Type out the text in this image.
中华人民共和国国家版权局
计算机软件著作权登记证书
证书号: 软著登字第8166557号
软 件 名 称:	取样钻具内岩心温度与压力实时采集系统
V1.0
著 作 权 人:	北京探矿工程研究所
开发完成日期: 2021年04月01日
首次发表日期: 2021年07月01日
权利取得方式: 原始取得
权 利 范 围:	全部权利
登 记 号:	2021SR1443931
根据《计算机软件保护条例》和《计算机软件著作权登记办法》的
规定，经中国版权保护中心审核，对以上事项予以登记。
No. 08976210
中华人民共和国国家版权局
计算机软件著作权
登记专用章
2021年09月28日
-=-=-
Quote each line of the listing above exactly.

— The output —
Type out the text in this image.
中华人民共和国国家版权局
计算机软件著作权登记证书
证书号: 软著登字第8166557号
软 件 名 称:	取样钻具内岩心温度与压力实时采集系统
V1.0
著 作 权 人:	北京探矿工程研究所
开发完成日期: 2021年04月01日
首次发表日期: 2021年07月01日
权利取得方式: 原始取得
权 利 范 围:	全部权利
登 记 号:	2021SR1443931
根据《计算机软件保护条例》和《计算机软件著作权登记办法》的
规定，经中国版权保护中心审核，对以上事项予以登记。
No. 08976210
中华人民共和国国家版权局
计算机软件著作权
登记专用章
2021年09月28日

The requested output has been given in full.